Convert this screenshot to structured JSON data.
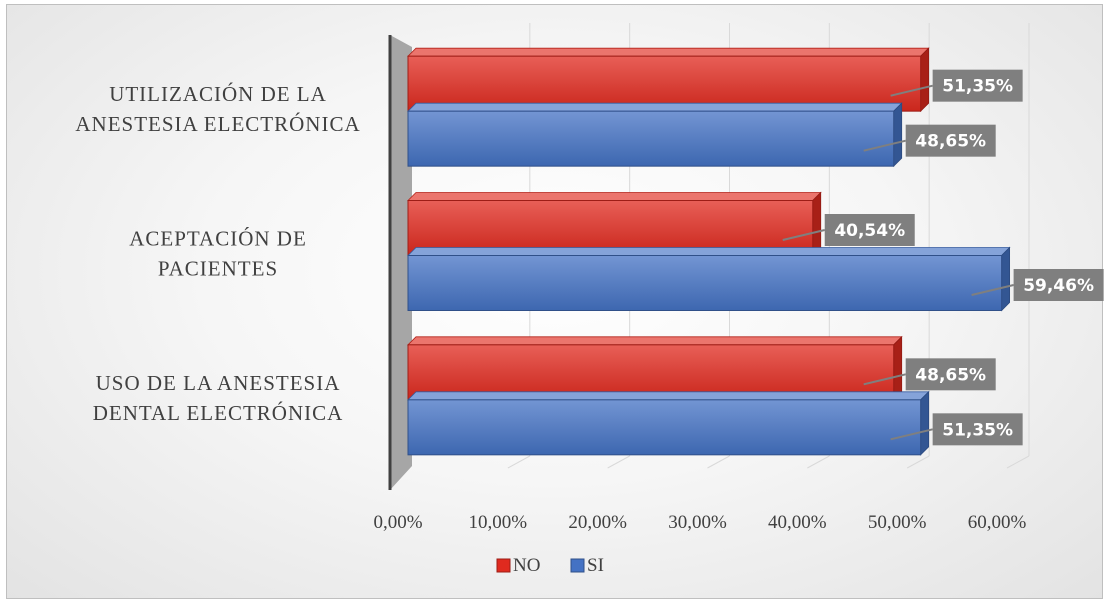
{
  "chart_data": {
    "type": "bar",
    "orientation": "horizontal",
    "style": "3d",
    "categories": [
      "USO DE LA ANESTESIA DENTAL ELECTRÓNICA",
      "ACEPTACIÓN DE PACIENTES",
      "UTILIZACIÓN DE LA ANESTESIA ELECTRÓNICA"
    ],
    "category_lines": [
      [
        "USO DE LA ANESTESIA",
        "DENTAL ELECTRÓNICA"
      ],
      [
        "ACEPTACIÓN DE",
        "PACIENTES"
      ],
      [
        "UTILIZACIÓN DE LA",
        "ANESTESIA ELECTRÓNICA"
      ]
    ],
    "series": [
      {
        "name": "NO",
        "color": "#e02a1f",
        "values": [
          48.65,
          40.54,
          51.35
        ],
        "labels": [
          "48,65%",
          "40,54%",
          "51,35%"
        ]
      },
      {
        "name": "SI",
        "color": "#4472c4",
        "values": [
          51.35,
          59.46,
          48.65
        ],
        "labels": [
          "51,35%",
          "59,46%",
          "48,65%"
        ]
      }
    ],
    "xlim": [
      0,
      60
    ],
    "x_ticks": [
      "0,00%",
      "10,00%",
      "20,00%",
      "30,00%",
      "40,00%",
      "50,00%",
      "60,00%"
    ],
    "legend_position": "bottom",
    "data_label_bg": "#7f7f7f",
    "grid": true
  }
}
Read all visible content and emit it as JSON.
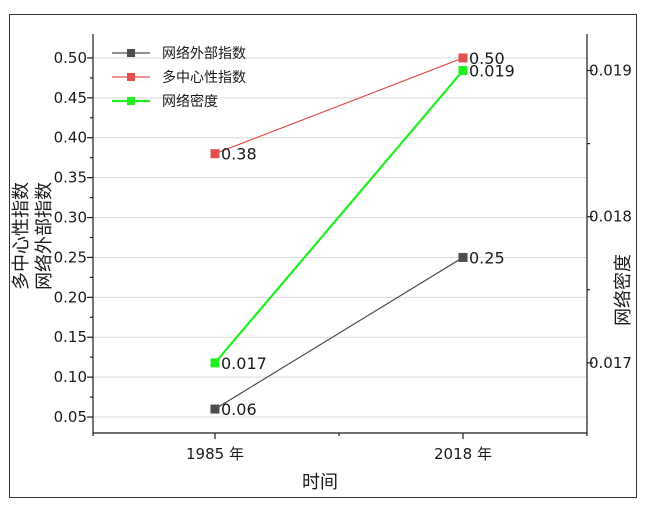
{
  "chart_data": {
    "type": "line",
    "categories": [
      "1985 年",
      "2018 年"
    ],
    "xlabel": "时间",
    "ylabel_left": [
      "多中心性指数",
      "网络外部指数"
    ],
    "ylabel_right": "网络密度",
    "ylim_left": [
      0.03,
      0.53
    ],
    "yticks_left": [
      0.05,
      0.1,
      0.15,
      0.2,
      0.25,
      0.3,
      0.35,
      0.4,
      0.45,
      0.5
    ],
    "ytick_labels_left": [
      "0.05",
      "0.10",
      "0.15",
      "0.20",
      "0.25",
      "0.30",
      "0.35",
      "0.40",
      "0.45",
      "0.50"
    ],
    "ylim_right": [
      0.01652,
      0.01925
    ],
    "yticks_right": [
      0.017,
      0.018,
      0.019
    ],
    "ytick_labels_right": [
      "0.017",
      "0.018",
      "0.019"
    ],
    "grid": true,
    "legend_position": "top-left",
    "series": [
      {
        "name": "网络外部指数",
        "color": "#4d4d4d",
        "axis": "left",
        "values": [
          0.06,
          0.25
        ],
        "labels": [
          "0.06",
          "0.25"
        ]
      },
      {
        "name": "多中心性指数",
        "color": "#e05050",
        "axis": "left",
        "values": [
          0.38,
          0.5
        ],
        "labels": [
          "0.38",
          "0.50"
        ]
      },
      {
        "name": "网络密度",
        "color": "#22ee22",
        "axis": "right",
        "values": [
          0.017,
          0.019
        ],
        "labels": [
          "0.017",
          "0.019"
        ]
      }
    ]
  }
}
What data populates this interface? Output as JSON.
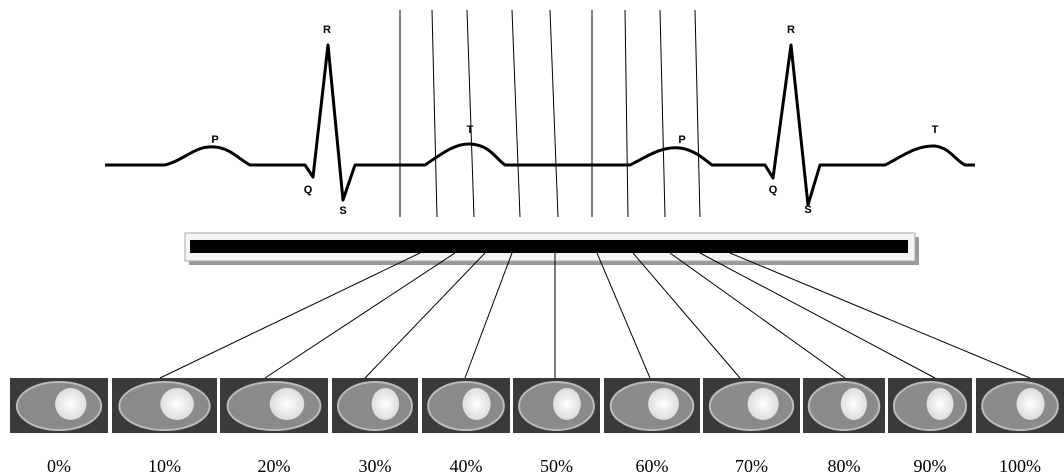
{
  "ecg": {
    "waves": [
      "P",
      "Q",
      "R",
      "S",
      "T",
      "P",
      "Q",
      "R",
      "S",
      "T"
    ]
  },
  "phases": [
    "0%",
    "10%",
    "20%",
    "30%",
    "40%",
    "50%",
    "60%",
    "70%",
    "80%",
    "90%",
    "100%"
  ]
}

EXERCISE TASK >> Identify and copy the lines holding the word "PACIENTES".

FINAL RESULT >>
      "ACEPTACIÓN DE PACIENTES",
        "PACIENTES"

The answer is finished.